• [GIVEN EXERCISE]:
Examine the entries and show every line in which the word "this" is found.

• [THE RECORDS]:

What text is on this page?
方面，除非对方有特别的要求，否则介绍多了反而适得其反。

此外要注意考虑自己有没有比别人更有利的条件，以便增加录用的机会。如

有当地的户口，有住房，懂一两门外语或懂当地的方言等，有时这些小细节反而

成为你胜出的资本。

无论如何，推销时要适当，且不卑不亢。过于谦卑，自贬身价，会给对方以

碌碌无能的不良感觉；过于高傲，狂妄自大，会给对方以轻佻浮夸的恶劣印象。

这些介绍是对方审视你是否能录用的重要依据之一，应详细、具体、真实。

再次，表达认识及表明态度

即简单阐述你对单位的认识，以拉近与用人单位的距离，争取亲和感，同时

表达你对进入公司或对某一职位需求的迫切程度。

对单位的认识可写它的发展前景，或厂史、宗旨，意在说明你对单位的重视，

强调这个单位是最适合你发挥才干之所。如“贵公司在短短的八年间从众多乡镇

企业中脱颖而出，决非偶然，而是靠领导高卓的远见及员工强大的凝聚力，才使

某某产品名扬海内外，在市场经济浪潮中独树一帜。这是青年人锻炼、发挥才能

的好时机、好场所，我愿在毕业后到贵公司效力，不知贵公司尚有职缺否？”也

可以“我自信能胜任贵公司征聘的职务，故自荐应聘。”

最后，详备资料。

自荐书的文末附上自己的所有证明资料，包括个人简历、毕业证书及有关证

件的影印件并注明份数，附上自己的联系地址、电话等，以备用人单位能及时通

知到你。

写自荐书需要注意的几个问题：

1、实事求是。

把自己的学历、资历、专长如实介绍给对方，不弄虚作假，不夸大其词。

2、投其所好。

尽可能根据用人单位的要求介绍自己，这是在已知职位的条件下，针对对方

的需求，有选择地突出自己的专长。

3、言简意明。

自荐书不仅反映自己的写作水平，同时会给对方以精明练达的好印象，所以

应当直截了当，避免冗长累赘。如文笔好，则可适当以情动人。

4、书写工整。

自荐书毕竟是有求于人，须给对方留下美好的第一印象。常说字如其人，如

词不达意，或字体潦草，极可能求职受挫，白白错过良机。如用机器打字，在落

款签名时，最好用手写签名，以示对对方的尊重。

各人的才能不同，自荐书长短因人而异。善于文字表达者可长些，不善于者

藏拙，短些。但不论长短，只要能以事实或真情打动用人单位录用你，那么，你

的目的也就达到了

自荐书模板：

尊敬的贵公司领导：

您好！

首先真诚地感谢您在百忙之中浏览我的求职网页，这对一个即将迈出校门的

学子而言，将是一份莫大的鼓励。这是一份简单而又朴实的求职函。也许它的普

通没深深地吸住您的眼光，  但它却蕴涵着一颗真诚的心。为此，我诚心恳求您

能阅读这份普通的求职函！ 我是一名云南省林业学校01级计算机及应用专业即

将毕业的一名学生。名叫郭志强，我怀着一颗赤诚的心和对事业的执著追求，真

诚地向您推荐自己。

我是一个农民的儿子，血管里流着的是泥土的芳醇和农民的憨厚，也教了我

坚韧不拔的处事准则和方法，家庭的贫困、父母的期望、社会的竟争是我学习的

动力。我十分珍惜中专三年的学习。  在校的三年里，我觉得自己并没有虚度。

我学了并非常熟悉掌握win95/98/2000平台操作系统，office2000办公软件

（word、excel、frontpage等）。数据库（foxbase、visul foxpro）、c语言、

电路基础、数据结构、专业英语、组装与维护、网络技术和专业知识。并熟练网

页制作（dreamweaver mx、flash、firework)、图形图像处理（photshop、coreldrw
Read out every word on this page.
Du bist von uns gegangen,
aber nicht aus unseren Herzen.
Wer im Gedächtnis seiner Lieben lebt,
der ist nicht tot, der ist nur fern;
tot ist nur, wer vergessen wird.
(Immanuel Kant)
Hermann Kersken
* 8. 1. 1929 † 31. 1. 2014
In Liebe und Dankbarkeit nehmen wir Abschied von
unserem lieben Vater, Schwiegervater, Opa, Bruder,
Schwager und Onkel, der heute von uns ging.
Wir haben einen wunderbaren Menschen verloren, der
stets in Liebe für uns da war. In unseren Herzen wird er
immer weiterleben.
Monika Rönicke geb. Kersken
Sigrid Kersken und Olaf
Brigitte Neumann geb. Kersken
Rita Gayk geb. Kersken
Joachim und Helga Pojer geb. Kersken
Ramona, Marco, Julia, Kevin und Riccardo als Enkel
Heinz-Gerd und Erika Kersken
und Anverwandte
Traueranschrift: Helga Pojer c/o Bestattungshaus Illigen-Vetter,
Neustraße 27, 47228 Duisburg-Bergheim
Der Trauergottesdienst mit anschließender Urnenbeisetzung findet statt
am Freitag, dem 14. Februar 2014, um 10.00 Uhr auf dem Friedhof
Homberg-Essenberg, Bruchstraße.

• [CORRECT ANSWER]:
What text is on this page?
Read out every word on this page.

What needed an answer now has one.